───── Extracted data ─────

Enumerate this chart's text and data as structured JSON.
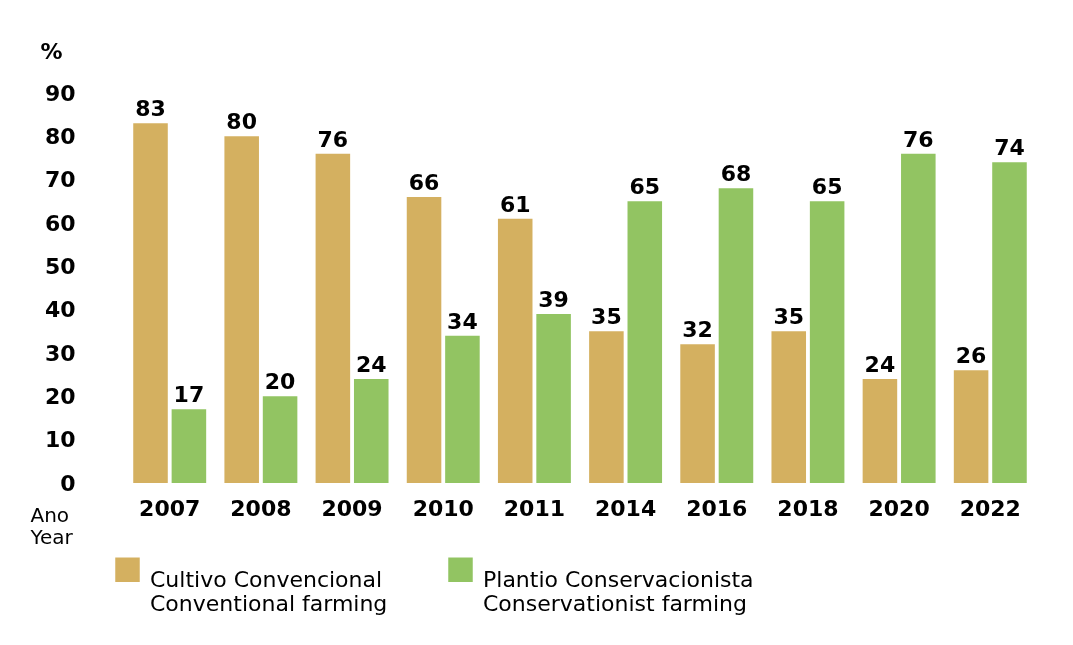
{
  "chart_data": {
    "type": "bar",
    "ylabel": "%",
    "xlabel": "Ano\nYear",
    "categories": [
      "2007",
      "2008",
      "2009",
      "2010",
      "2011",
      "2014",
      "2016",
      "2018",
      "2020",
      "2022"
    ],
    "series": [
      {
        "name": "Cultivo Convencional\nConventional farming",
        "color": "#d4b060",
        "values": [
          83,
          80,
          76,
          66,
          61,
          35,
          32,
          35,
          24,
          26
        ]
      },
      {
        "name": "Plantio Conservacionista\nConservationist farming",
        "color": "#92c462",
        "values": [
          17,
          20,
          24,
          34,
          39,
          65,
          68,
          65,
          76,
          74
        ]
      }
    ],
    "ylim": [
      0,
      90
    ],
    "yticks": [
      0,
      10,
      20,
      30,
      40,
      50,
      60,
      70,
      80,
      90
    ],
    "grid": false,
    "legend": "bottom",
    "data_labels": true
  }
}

─────

→ **The exercise**: Repeat the entries exactly and keep the pictures out of the copy.

→ **Output of the task**:
Enumerate this chart's text and data as structured JSON.
{
  "chart_data": {
    "type": "bar",
    "ylabel": "%",
    "xlabel": "Ano\nYear",
    "categories": [
      "2007",
      "2008",
      "2009",
      "2010",
      "2011",
      "2014",
      "2016",
      "2018",
      "2020",
      "2022"
    ],
    "series": [
      {
        "name": "Cultivo Convencional\nConventional farming",
        "color": "#d4b060",
        "values": [
          83,
          80,
          76,
          66,
          61,
          35,
          32,
          35,
          24,
          26
        ]
      },
      {
        "name": "Plantio Conservacionista\nConservationist farming",
        "color": "#92c462",
        "values": [
          17,
          20,
          24,
          34,
          39,
          65,
          68,
          65,
          76,
          74
        ]
      }
    ],
    "ylim": [
      0,
      90
    ],
    "yticks": [
      0,
      10,
      20,
      30,
      40,
      50,
      60,
      70,
      80,
      90
    ],
    "grid": false,
    "legend": "bottom",
    "data_labels": true
  }
}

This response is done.